DIRECTIONS: Extract every line that includes the string "with".

LISTED RECORDS:
• • • • • • •
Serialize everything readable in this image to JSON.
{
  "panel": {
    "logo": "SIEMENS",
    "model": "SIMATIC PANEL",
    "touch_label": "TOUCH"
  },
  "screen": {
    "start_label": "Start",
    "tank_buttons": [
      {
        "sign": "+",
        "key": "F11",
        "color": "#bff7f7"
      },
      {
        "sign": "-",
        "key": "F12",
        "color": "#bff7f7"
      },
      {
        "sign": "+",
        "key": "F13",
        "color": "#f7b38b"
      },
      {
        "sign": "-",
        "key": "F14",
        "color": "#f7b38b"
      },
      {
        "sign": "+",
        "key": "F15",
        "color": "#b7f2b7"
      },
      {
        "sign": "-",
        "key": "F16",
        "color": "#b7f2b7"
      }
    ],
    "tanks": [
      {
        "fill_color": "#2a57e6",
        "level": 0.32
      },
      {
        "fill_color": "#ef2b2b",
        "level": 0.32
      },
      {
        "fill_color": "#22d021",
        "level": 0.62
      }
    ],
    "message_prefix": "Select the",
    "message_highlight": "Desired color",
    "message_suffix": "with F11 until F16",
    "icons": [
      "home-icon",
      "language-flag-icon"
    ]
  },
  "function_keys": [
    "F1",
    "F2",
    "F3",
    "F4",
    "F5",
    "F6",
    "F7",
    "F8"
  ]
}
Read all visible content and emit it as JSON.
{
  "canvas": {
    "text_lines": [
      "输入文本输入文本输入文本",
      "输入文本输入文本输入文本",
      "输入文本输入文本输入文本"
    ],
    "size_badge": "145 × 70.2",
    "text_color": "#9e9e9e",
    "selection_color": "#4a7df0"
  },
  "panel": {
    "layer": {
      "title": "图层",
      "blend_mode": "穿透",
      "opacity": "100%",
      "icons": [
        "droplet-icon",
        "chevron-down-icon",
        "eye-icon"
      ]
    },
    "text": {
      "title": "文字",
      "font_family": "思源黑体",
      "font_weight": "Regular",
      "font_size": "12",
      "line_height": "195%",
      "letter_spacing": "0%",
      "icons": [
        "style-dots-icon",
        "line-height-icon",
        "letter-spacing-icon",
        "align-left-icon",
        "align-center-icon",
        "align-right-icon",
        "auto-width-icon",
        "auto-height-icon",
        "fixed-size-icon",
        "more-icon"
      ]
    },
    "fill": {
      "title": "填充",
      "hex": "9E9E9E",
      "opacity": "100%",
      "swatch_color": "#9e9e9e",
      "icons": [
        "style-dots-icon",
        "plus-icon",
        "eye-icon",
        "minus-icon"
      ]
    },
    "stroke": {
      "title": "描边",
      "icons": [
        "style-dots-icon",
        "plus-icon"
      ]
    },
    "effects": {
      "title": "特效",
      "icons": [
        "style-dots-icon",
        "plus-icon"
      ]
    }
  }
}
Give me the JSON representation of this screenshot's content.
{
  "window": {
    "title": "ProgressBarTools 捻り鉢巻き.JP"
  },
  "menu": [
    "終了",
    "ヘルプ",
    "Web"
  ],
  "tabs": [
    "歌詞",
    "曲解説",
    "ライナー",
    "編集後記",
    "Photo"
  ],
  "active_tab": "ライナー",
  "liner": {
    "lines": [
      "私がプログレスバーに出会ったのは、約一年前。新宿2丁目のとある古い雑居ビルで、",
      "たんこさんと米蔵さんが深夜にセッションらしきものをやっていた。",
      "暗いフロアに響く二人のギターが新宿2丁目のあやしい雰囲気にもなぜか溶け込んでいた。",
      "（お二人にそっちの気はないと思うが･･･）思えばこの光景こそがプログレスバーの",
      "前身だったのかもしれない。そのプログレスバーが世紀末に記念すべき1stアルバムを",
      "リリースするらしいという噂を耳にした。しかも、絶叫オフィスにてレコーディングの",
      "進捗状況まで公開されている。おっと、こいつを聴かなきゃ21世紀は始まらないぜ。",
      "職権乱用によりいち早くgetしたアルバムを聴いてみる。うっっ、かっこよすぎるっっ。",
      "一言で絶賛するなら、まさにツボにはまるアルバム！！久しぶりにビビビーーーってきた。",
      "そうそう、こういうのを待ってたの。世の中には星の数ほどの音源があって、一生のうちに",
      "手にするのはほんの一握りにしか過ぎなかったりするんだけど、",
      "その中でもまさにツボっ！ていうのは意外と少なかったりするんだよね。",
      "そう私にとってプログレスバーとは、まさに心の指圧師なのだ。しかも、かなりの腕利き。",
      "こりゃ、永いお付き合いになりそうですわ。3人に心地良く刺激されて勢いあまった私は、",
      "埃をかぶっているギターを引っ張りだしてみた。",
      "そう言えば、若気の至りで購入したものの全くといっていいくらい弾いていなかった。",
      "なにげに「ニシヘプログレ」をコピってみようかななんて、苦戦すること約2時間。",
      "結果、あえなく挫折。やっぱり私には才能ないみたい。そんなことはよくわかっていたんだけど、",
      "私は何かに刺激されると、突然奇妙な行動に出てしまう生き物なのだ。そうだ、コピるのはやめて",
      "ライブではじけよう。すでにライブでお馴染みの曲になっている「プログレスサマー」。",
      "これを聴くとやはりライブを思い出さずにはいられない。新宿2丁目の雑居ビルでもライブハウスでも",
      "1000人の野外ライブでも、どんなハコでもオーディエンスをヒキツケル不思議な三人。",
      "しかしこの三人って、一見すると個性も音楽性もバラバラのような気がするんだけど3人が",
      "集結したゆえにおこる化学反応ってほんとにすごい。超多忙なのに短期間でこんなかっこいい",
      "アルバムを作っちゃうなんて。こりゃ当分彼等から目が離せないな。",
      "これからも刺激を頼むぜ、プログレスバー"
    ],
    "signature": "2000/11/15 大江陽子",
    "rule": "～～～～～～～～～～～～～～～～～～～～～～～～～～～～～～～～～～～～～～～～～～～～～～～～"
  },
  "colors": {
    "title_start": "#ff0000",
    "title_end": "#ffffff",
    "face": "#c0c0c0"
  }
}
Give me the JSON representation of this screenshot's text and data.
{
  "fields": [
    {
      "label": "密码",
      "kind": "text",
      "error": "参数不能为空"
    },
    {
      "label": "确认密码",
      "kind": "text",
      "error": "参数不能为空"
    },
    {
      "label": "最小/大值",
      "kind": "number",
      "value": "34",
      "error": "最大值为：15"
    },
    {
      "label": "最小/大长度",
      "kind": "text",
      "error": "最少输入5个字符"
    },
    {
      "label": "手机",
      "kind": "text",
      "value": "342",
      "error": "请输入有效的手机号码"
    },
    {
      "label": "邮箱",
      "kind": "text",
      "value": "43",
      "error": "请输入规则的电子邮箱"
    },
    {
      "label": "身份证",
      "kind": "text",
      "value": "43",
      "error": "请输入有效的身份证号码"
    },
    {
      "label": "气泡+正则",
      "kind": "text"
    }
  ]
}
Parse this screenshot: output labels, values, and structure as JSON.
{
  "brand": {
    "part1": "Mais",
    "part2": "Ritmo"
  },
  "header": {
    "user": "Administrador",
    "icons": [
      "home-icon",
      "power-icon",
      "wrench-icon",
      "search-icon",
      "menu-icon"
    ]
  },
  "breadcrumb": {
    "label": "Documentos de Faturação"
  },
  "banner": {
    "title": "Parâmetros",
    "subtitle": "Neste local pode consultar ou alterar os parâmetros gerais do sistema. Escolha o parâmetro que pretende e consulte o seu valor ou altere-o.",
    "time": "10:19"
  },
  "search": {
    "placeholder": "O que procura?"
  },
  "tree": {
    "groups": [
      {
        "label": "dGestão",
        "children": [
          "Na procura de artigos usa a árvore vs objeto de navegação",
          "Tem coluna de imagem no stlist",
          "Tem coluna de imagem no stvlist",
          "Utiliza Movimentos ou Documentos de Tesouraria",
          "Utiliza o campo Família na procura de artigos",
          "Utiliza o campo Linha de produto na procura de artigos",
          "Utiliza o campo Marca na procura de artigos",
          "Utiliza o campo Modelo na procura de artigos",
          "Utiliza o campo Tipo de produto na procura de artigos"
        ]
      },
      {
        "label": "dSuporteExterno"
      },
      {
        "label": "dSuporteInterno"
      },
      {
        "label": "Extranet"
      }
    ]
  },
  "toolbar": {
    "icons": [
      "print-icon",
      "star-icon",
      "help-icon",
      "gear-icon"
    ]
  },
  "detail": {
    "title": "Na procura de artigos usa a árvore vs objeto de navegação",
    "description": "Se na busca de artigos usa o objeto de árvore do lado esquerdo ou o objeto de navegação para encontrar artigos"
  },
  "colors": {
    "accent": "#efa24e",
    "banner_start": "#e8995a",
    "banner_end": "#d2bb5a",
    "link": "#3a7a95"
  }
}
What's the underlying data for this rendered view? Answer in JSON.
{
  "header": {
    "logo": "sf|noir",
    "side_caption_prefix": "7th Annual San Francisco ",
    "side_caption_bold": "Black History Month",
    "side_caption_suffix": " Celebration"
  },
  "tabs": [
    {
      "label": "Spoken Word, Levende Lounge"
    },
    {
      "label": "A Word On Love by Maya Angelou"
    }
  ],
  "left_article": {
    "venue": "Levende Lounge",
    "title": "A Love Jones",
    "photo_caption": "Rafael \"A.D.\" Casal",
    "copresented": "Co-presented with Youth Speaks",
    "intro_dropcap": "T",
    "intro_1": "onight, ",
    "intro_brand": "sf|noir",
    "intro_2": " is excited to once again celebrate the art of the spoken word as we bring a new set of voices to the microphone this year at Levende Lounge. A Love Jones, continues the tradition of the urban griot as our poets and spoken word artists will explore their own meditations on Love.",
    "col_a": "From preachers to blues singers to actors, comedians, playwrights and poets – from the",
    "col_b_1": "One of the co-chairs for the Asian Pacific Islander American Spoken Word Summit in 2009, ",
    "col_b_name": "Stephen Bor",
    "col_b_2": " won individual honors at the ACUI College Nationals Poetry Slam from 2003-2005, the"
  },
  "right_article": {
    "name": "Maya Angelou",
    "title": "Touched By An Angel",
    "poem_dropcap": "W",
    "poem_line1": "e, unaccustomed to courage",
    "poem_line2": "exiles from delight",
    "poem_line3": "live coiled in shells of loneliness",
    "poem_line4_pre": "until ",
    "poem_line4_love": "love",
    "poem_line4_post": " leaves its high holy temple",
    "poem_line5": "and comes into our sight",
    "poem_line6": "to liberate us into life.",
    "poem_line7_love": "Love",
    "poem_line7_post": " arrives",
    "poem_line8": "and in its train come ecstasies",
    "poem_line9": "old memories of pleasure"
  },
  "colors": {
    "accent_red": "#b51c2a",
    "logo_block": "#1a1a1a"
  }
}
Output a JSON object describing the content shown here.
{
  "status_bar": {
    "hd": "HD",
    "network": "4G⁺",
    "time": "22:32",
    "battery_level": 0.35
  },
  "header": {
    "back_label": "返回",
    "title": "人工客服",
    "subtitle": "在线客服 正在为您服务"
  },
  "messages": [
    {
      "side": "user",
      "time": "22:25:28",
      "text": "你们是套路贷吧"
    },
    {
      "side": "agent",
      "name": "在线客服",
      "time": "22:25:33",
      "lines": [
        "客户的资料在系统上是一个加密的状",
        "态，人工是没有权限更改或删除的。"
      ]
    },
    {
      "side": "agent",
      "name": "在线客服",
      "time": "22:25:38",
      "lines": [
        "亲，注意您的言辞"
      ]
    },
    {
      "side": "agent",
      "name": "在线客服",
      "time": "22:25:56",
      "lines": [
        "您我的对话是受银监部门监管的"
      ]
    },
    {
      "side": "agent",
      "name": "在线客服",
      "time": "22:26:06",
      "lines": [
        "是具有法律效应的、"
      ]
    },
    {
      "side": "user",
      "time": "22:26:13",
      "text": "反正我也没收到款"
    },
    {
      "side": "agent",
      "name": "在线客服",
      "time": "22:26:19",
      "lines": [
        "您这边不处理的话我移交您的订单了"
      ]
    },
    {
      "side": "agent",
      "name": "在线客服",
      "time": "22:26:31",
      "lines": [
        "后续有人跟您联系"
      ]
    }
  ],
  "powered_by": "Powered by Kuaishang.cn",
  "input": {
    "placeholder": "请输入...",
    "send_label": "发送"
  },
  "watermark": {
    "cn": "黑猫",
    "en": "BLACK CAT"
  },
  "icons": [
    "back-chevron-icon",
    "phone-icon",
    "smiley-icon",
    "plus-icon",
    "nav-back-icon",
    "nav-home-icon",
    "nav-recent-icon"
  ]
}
• • • • • • •
OUTPUT OF THE EXERCISE:
    "message_suffix": "with F11 until F16",
    "copresented": "Co-presented with Youth Speaks",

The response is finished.